EXERCISE: Without the pictures, reproduce the records that follow exactly.

MATERIALS PROVIDED:
-- START --
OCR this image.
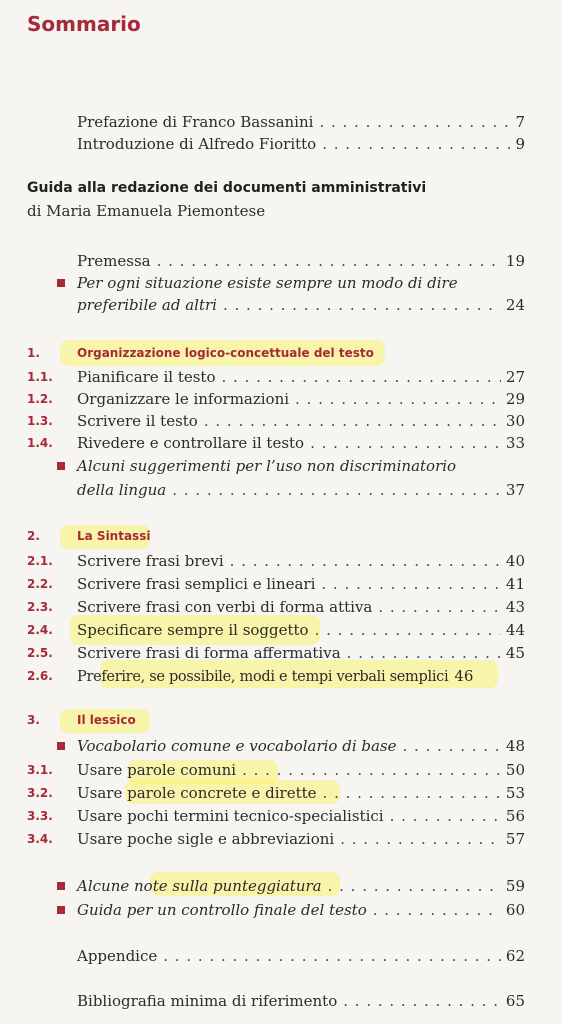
Sommario
Prefazione di Franco Bassanini . . .	7
Introduzione di Alfredo Fioritto . . .	9
Guida alla redazione dei documenti amministrativi
di Maria Emanuela Piemontese
Premessa . . .	19
Per ogni situazione esiste sempre un modo di dire
preferibile ad altri . . .	24
1.	Organizzazione logico-concettuale del testo
1.1. Pianificare il testo . . .	27
1.2. Organizzare le informazioni . . .	29
1.3. Scrivere il testo . . .	30
1.4. Rivedere e controllare il testo . . .	33
Alcuni suggerimenti per l’uso non discriminatorio
della lingua . . .	37
2.	La Sintassi
2.1. Scrivere frasi brevi . . .	40
2.2. Scrivere frasi semplici e lineari . . .	41
2.3. Scrivere frasi con verbi di forma attiva . . .	43
2.4. Specificare sempre il soggetto . . .	44
2.5. Scrivere frasi di forma affermativa . . .	45
2.6. Preferire, se possibile, modi e tempi verbali semplici 46
3.	Il lessico
Vocabolario comune e vocabolario di base . . .	48
3.1. Usare parole comuni . . .	50
3.2. Usare parole concrete e dirette . . .	53
3.3. Usare pochi termini tecnico-specialistici . . .	56
3.4. Usare poche sigle e abbreviazioni . . .	57
Alcune note sulla punteggiatura . . .	59
Guida per un controllo finale del testo . . .	60
Appendice . . .	62
Bibliografia minima di riferimento . . .	65
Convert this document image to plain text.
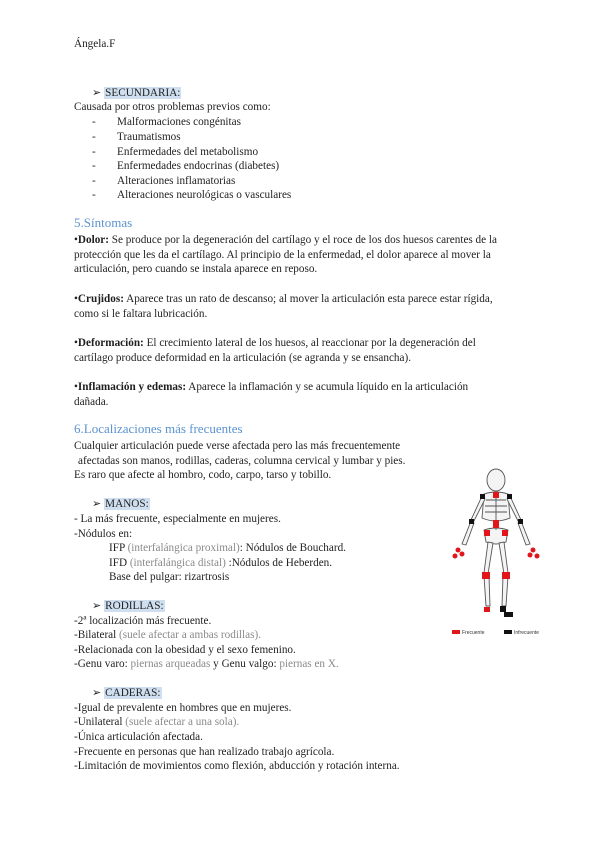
Ángela.F
➢ SECUNDARIA:
Causada por otros problemas previos como:
- Malformaciones congénitas
- Traumatismos
- Enfermedades del metabolismo
- Enfermedades endocrinas (diabetes)
- Alteraciones inflamatorias
- Alteraciones neurológicas o vasculares
5.Síntomas
•Dolor: Se produce por la degeneración del cartílago y el roce de los dos huesos carentes de la
protección que les da el cartílago. Al principio de la enfermedad, el dolor aparece al mover la
articulación, pero cuando se instala aparece en reposo.
•Crujidos: Aparece tras un rato de descanso; al mover la articulación esta parece estar rígida,
como si le faltara lubricación.
•Deformación: El crecimiento lateral de los huesos, al reaccionar por la degeneración del
cartílago produce deformidad en la articulación (se agranda y se ensancha).
•Inflamación y edemas: Aparece la inflamación y se acumula líquido en la articulación
dañada.
6.Localizaciones más frecuentes
Cualquier articulación puede verse afectada pero las más frecuentemente
afectadas son manos, rodillas, caderas, columna cervical y lumbar y pies.
Es raro que afecte al hombro, codo, carpo, tarso y tobillo.
➢ MANOS:
- La más frecuente, especialmente en mujeres.
-Nódulos en:
IFP (interfalángica proximal): Nódulos de Bouchard.
IFD (interfalángica distal) :Nódulos de Heberden.
Base del pulgar: rizartrosis
➢ RODILLAS:
-2ª localización más frecuente.
-Bilateral (suele afectar a ambas rodillas).
-Relacionada con la obesidad y el sexo femenino.
-Genu varo: piernas arqueadas y Genu valgo: piernas en X.
➢ CADERAS:
-Igual de prevalente en hombres que en mujeres.
-Unilateral (suele afectar a una sola).
-Única articulación afectada.
-Frecuente en personas que han realizado trabajo agrícola.
-Limitación de movimientos como flexión, abducción y rotación interna.
Frecuente	Infrecuente
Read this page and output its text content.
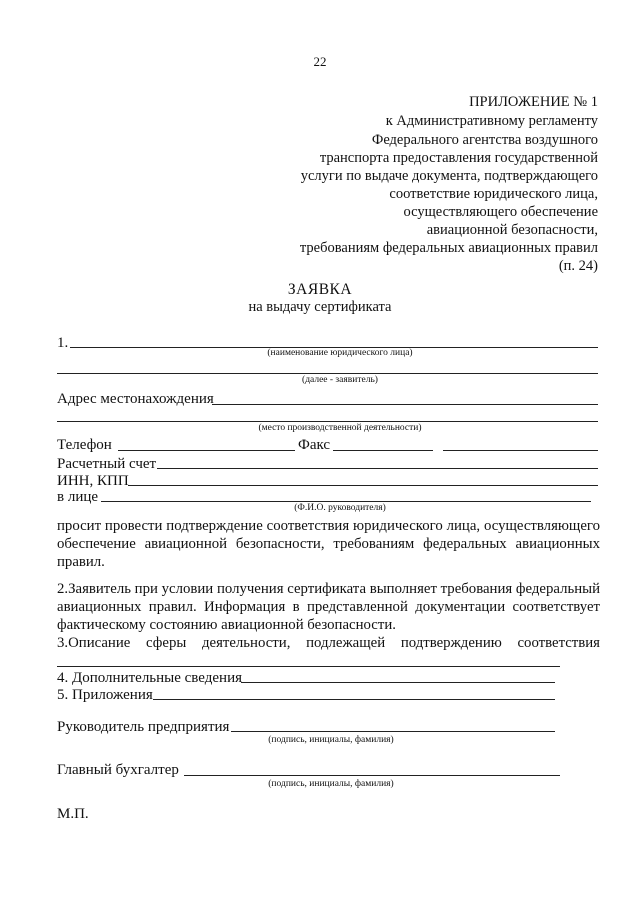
22
ПРИЛОЖЕНИЕ № 1
к Административному регламенту
Федерального агентства воздушного
транспорта предоставления государственной
услуги по выдаче документа, подтверждающего
соответствие юридического лица,
осуществляющего обеспечение
авиационной безопасности,
требованиям федеральных авиационных правил
(п. 24)
ЗАЯВКА
на выдачу сертификата
1.
(наименование юридического лица)
(далее - заявитель)
Адрес местонахождения
(место производственной деятельности)
Телефон	Факс
Расчетный счет
ИНН, КПП
в лице
(Ф.И.О. руководителя)
просит провести подтверждение соответствия юридического лица, осуществляющего обеспечение авиационной безопасности, требованиям федеральных авиационных правил.
2.Заявитель при условии получения сертификата выполняет требования федеральный авиационных правил. Информация в представленной документации соответствует фактическому состоянию авиационной безопасности.
3.Описание сферы деятельности, подлежащей подтверждению соответствия
4. Дополнительные сведения
5. Приложения
Руководитель предприятия
(подпись, инициалы, фамилия)
Главный бухгалтер
(подпись, инициалы, фамилия)
М.П.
-- END --
SOLUTION TO THIS TASK:
OCR this image.
Sommario
Prefazione di Franco Bassanini . . .	7
Introduzione di Alfredo Fioritto . . .	9
Guida alla redazione dei documenti amministrativi
di Maria Emanuela Piemontese
Premessa . . .	19
Per ogni situazione esiste sempre un modo di dire
preferibile ad altri . . .	24
1.	Organizzazione logico-concettuale del testo
1.1. Pianificare il testo . . .	27
1.2. Organizzare le informazioni . . .	29
1.3. Scrivere il testo . . .	30
1.4. Rivedere e controllare il testo . . .	33
Alcuni suggerimenti per l’uso non discriminatorio
della lingua . . .	37
2.	La Sintassi
2.1. Scrivere frasi brevi . . .	40
2.2. Scrivere frasi semplici e lineari . . .	41
2.3. Scrivere frasi con verbi di forma attiva . . .	43
2.4. Specificare sempre il soggetto . . .	44
2.5. Scrivere frasi di forma affermativa . . .	45
2.6. Preferire, se possibile, modi e tempi verbali semplici 46
3.	Il lessico
Vocabolario comune e vocabolario di base . . .	48
3.1. Usare parole comuni . . .	50
3.2. Usare parole concrete e dirette . . .	53
3.3. Usare pochi termini tecnico-specialistici . . .	56
3.4. Usare poche sigle e abbreviazioni . . .	57
Alcune note sulla punteggiatura . . .	59
Guida per un controllo finale del testo . . .	60
Appendice . . .	62
Bibliografia minima di riferimento . . .	65
Convert this document image to plain text.
Ángela.F
➢ SECUNDARIA:
Causada por otros problemas previos como:
- Malformaciones congénitas
- Traumatismos
- Enfermedades del metabolismo
- Enfermedades endocrinas (diabetes)
- Alteraciones inflamatorias
- Alteraciones neurológicas o vasculares
5.Síntomas
•Dolor: Se produce por la degeneración del cartílago y el roce de los dos huesos carentes de la
protección que les da el cartílago. Al principio de la enfermedad, el dolor aparece al mover la
articulación, pero cuando se instala aparece en reposo.
•Crujidos: Aparece tras un rato de descanso; al mover la articulación esta parece estar rígida,
como si le faltara lubricación.
•Deformación: El crecimiento lateral de los huesos, al reaccionar por la degeneración del
cartílago produce deformidad en la articulación (se agranda y se ensancha).
•Inflamación y edemas: Aparece la inflamación y se acumula líquido en la articulación
dañada.
6.Localizaciones más frecuentes
Cualquier articulación puede verse afectada pero las más frecuentemente
afectadas son manos, rodillas, caderas, columna cervical y lumbar y pies.
Es raro que afecte al hombro, codo, carpo, tarso y tobillo.
➢ MANOS:
- La más frecuente, especialmente en mujeres.
-Nódulos en:
IFP (interfalángica proximal): Nódulos de Bouchard.
IFD (interfalángica distal) :Nódulos de Heberden.
Base del pulgar: rizartrosis
➢ RODILLAS:
-2ª localización más frecuente.
-Bilateral (suele afectar a ambas rodillas).
-Relacionada con la obesidad y el sexo femenino.
-Genu varo: piernas arqueadas y Genu valgo: piernas en X.
➢ CADERAS:
-Igual de prevalente en hombres que en mujeres.
-Unilateral (suele afectar a una sola).
-Única articulación afectada.
-Frecuente en personas que han realizado trabajo agrícola.
-Limitación de movimientos como flexión, abducción y rotación interna.
Frecuente	Infrecuente
Read this page and output its text content.
22
ПРИЛОЖЕНИЕ № 1
к Административному регламенту
Федерального агентства воздушного
транспорта предоставления государственной
услуги по выдаче документа, подтверждающего
соответствие юридического лица,
осуществляющего обеспечение
авиационной безопасности,
требованиям федеральных авиационных правил
(п. 24)
ЗАЯВКА
на выдачу сертификата
1.
(наименование юридического лица)
(далее - заявитель)
Адрес местонахождения
(место производственной деятельности)
Телефон	Факс
Расчетный счет
ИНН, КПП
в лице
(Ф.И.О. руководителя)
просит провести подтверждение соответствия юридического лица, осуществляющего обеспечение авиационной безопасности, требованиям федеральных авиационных правил.
2.Заявитель при условии получения сертификата выполняет требования федеральный авиационных правил. Информация в представленной документации соответствует фактическому состоянию авиационной безопасности.
3.Описание сферы деятельности, подлежащей подтверждению соответствия
4. Дополнительные сведения
5. Приложения
Руководитель предприятия
(подпись, инициалы, фамилия)
Главный бухгалтер
(подпись, инициалы, фамилия)
М.П.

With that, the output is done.